§ **Directions**:
[a] Output the portion of the AWS Glue authentication section that begins with the words containing "The following table" and ends with "Default value: false.".
[b] According to the AWS Glue authentication section, what is the default value of aws.glue.use_instance_profile?
[c] Using the AWS Glue authentication section, explain why aws.glue.use_instance_profile is set to true for assumed role-based authentication and not only for instance profile-based authentication.

### Document extract ###

Authentication parameters for accessing AWS Glue

In various scenarios in which StarRocks needs to integrate with AWS Glue, for example, when you create external catalogs, configure the authentication parameters for accessing AWS Glue as follows:

  • For instance profile-based authentication, set aws.glue.use_instance_profile to true.
  • For assumed role-based authentication, set aws.glue.use_instance_profile to true and configure aws.glue.iam_role_arn as the assumed role's ARN that you use to access AWS Glue (for example, the ARN of the assumed role glue_assumed_role you have created above).
  • For IAM user-based authentication, set aws.glue.use_instance_profile to false and configure aws.glue.access_key and aws.glue.secret_key as the access key and secret key of your AWS IAM user.

The following table describes the parameters.

ParameterRequiredDescription
aws.glue.use_instance_profileYesSpecifies whether to enable the instance profile-based authentication method and the assumed role-based authentication. Valid values: true and false. Default value: false.
aws.glue.iam_role_arnNoThe ARN of the IAM role that has privileges on your AWS Glue Data Catalog. If you use the assumed role-based authentication method to access AWS Glue, you must specify this parameter.
aws.glue.access_keyNoThe access key of your AWS IAM user. If you use the IAM user-based authentication method to access AWS Glue, you must specify this parameter.
aws.glue.secret_keyNoThe secret key of your AWS IAM user. If you use the IAM user-based authentication method to access AWS Glue, you must specify this parameter.

### Material supplied ###

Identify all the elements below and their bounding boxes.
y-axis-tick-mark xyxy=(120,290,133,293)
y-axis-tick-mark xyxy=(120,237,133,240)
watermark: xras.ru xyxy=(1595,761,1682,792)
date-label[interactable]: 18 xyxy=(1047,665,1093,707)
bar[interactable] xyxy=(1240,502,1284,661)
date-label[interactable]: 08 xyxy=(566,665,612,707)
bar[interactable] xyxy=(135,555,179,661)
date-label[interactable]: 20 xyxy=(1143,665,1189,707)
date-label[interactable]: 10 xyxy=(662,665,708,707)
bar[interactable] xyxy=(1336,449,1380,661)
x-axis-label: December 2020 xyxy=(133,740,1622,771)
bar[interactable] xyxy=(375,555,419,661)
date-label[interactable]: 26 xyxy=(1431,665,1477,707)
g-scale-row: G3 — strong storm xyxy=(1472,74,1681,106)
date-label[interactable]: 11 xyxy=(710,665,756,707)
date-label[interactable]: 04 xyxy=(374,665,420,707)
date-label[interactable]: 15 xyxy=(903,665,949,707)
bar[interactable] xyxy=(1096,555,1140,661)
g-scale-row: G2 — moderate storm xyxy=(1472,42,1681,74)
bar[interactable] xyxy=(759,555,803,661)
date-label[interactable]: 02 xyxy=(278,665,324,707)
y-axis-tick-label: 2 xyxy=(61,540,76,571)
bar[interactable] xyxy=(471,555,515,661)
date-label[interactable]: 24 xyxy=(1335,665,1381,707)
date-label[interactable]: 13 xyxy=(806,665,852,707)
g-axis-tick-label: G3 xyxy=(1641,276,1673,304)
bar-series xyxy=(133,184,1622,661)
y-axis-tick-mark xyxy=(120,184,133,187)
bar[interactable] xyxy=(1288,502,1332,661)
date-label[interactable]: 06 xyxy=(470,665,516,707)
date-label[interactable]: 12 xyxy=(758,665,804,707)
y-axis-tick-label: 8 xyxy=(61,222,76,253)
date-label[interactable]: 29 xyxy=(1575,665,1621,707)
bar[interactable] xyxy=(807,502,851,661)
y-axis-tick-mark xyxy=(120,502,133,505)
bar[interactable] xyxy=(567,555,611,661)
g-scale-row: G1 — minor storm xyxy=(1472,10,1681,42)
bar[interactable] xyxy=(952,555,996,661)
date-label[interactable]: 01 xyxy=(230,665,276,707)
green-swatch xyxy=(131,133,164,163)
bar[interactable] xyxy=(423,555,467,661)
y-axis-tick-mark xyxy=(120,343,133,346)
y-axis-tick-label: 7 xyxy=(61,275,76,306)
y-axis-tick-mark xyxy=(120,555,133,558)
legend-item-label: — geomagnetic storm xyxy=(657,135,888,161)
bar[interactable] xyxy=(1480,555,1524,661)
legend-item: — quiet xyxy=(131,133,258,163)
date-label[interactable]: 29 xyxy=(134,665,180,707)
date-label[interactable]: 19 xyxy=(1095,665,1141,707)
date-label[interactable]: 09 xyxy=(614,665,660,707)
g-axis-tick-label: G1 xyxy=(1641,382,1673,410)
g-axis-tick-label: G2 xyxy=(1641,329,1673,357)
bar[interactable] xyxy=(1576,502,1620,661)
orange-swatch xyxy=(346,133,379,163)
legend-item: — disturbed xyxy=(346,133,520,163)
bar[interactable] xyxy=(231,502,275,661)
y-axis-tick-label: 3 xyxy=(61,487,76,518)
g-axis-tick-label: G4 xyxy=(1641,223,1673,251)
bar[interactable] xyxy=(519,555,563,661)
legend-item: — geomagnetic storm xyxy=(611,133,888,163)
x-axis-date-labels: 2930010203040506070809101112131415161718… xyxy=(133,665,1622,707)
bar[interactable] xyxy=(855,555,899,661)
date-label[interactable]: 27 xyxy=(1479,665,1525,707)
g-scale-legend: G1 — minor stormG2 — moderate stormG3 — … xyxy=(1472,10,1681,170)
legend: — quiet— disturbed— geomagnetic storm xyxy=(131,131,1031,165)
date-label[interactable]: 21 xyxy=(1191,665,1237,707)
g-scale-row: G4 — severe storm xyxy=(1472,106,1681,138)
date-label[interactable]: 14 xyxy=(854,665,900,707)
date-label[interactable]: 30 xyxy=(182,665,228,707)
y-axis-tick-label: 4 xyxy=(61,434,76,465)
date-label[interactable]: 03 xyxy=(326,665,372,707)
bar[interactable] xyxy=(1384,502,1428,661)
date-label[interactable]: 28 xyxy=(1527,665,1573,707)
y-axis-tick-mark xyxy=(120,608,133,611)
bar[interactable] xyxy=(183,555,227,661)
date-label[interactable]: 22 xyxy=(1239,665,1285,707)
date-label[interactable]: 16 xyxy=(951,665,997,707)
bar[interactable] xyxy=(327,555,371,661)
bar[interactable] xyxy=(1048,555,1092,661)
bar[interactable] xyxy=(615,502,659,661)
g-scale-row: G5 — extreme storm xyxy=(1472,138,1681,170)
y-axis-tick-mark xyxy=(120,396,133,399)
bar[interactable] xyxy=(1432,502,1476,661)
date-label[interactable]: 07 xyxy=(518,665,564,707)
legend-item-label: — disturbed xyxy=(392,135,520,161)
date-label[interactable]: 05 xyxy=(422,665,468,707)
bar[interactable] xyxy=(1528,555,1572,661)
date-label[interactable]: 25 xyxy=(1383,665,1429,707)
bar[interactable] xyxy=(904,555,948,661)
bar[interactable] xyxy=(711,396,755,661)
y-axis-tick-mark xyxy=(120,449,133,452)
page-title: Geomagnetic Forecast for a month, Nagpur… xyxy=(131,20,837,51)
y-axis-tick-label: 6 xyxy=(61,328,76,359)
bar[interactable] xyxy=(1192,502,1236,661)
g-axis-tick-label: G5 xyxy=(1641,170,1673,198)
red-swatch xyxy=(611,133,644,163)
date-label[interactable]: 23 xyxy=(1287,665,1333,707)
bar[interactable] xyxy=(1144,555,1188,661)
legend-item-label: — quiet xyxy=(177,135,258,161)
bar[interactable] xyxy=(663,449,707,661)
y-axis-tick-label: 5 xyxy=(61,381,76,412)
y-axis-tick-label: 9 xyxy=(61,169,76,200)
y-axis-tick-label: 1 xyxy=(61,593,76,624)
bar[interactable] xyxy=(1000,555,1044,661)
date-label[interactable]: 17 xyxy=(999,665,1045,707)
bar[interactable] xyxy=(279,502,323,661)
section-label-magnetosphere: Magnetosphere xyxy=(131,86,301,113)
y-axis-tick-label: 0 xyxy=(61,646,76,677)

###

§ **Answer list**:
[a]
The following table describes the parameters.

ParameterRequiredDescription
aws.glue.use_instance_profileYesSpecifies whether to enable the instance profile-based authentication method and the assumed role-based authentication. Valid values: true and false. Default value: false.

[b] The default value is false.

[c] The parameter aws.glue.use_instance_profile controls whether both the instance profile-based and the assumed role-based authentication methods are enabled. For this reason, assumed role-based authentication also requires it to be true, along with aws.glue.iam_role_arn set to the assumed role's ARN.